Text passage -

That's just to name a few. Obama is very critical of profits made by titans of industry and lays the blame for the credit crunch at their feet instead at his own Democratic Party where it belongs. But he doesn't mind enriching himself through private deals with criminals, slush funds, and ear marks to his wife's company. She got a hefty pay raise once he threw his hat into the presidential ring. In return, he earmarked a million dollars to this company and promptly said there was no illegal undue favoritism, gravy, or graft involved.

Obama will do away with certain radio stations via the so-called "Fairness Doctrine" which will call for all conservative radio stations to donate "equal time" to liberal minds and voices, thus eliminating such conservative commentators as Rush Limbaugh, Glenn Beck, Shawn Hanity, Bill O'Riley, and others.


You think things are bad now? Wait until after November 4th. In short, Obama will quickly move to control America's airwaves and stifle dissent. He will raise taxes on the "golden goose" that lays the egg of jobs in America, businesses. He will tax us to death, and I mean companies and people making more than $40,000.

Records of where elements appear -
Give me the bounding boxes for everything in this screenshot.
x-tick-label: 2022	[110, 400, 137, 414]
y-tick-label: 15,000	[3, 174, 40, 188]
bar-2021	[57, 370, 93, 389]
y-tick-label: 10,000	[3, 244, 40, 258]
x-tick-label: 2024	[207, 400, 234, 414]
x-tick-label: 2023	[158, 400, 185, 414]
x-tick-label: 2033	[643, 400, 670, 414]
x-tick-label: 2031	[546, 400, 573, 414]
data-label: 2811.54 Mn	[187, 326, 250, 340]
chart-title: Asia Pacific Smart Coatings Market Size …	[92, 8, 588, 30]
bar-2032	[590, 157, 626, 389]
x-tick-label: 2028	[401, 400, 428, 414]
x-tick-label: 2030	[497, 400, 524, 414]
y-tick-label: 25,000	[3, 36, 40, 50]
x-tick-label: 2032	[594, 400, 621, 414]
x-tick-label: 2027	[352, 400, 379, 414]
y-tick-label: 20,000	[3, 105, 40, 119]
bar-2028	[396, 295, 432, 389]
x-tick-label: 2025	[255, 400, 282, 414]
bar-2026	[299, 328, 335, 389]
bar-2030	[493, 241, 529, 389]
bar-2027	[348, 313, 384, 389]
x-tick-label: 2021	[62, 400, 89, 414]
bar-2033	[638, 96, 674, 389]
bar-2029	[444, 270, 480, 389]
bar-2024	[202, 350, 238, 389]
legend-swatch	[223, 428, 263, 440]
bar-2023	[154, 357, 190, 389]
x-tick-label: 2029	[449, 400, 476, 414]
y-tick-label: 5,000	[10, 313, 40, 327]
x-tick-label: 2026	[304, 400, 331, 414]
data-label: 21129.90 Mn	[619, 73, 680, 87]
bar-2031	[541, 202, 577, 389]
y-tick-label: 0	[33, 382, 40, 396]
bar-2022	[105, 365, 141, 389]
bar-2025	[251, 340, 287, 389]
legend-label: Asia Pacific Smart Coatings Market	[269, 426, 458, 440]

What is expected - Continue the commentary on Obama from the point where it stops.

Written answer -
Give no heed to what he says, look at his record because that is precisely what he has voted to do in the past. The condition of the economy will become far worse than it is today but his propaganda machine will further distort economic conditions so that he can declare another national "emergency" and jump in and confiscate private stockholder equity and make the State the only authorized participants in heretofore private enterprises.


Like many conservatives nationwide, I do not believe the current Wall Street meltdown should have been considered a national "emergency." The "sky was never falling in." Once you do that, panic envelops Congress--and it appears Obama and McCain are caught up in it, too--and lawmakers do strange things, things saner minds would never do. They pass a $700 Billion bailout that takes over the job of setting the economy right--it will never be right by throwing money at the problem--and they forget that in the natural course of events, our free enterprise system will not only survive but will do what government could never do.

The problem is that once you do this bail out you've got to do another and another. There will be no end to it until they have bankrupted the nation--and we are not far from that today.


Why so much fear? The economy is a self-righting mechanism. Sure, house prices are falling. Sure, many are "upside-down" in their mortgage payments and can't sell a house. And it's true that unemployment is on the rise. If we'd just let it alone for awhile things will right themselves without political intervention and the vote-buying mentality and meddling.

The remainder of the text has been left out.